Records contained in a dataset
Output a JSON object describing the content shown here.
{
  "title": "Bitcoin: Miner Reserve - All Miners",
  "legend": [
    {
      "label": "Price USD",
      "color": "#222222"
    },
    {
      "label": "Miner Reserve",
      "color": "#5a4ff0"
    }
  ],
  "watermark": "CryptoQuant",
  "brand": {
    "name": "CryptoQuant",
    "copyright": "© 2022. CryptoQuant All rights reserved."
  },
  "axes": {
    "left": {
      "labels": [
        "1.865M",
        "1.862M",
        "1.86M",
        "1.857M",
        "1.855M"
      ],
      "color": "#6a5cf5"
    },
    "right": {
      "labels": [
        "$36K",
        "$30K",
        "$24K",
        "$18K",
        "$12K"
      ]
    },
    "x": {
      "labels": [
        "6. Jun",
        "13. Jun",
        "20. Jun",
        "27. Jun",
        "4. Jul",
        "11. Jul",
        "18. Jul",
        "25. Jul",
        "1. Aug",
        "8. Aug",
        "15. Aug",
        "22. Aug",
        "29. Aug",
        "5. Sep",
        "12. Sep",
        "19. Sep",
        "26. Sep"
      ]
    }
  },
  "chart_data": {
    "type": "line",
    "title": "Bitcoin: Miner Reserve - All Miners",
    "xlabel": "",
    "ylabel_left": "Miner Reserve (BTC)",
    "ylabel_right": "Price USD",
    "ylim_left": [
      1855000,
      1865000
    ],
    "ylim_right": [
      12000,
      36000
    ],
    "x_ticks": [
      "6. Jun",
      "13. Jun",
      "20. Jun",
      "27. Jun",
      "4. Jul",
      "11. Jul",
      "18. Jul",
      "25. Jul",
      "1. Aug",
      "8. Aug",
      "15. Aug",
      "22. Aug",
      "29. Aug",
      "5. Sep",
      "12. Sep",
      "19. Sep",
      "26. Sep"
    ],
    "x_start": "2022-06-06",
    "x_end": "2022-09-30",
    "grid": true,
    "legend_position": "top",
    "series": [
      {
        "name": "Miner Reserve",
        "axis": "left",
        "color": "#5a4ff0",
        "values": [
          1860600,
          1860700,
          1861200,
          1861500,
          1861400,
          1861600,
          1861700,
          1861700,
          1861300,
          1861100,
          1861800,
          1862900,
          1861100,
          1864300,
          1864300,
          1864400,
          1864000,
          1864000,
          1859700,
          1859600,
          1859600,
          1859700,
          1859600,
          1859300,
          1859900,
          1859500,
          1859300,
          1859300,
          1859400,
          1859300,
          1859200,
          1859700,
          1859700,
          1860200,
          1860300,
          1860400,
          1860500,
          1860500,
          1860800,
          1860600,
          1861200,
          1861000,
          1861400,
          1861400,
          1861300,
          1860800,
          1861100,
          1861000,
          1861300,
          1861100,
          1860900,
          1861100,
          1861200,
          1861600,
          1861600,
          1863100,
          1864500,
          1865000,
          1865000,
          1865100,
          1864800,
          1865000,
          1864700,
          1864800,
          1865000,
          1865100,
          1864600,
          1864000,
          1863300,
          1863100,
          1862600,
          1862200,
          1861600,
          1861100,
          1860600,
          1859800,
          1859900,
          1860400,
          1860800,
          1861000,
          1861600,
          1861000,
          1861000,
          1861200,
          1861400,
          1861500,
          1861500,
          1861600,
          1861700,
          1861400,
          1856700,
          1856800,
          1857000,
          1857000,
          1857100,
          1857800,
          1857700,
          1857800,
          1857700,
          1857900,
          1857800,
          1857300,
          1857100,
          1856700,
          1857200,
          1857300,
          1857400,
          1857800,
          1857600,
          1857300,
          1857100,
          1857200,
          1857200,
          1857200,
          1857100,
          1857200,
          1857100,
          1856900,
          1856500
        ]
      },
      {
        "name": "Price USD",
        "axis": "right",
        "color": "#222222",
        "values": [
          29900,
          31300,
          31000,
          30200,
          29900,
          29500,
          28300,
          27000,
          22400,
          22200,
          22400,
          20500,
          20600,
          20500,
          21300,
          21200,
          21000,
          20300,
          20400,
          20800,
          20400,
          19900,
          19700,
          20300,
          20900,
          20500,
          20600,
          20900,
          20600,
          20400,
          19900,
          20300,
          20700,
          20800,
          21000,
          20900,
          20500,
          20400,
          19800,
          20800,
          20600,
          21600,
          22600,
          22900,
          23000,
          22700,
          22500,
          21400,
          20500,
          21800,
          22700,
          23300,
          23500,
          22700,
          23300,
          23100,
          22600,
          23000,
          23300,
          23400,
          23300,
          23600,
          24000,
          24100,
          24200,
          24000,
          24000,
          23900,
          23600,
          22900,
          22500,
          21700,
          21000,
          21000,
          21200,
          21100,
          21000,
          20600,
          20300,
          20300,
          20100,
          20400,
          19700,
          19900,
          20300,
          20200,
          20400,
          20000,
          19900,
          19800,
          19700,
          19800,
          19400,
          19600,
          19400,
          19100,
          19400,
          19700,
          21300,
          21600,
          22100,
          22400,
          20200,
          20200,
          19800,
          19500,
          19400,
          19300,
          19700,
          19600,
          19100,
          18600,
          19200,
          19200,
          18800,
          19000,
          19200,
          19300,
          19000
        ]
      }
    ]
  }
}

**Given problem**
From the listing, tally every line with the word "Miners" in it and give only the tally.

**Written solution**
2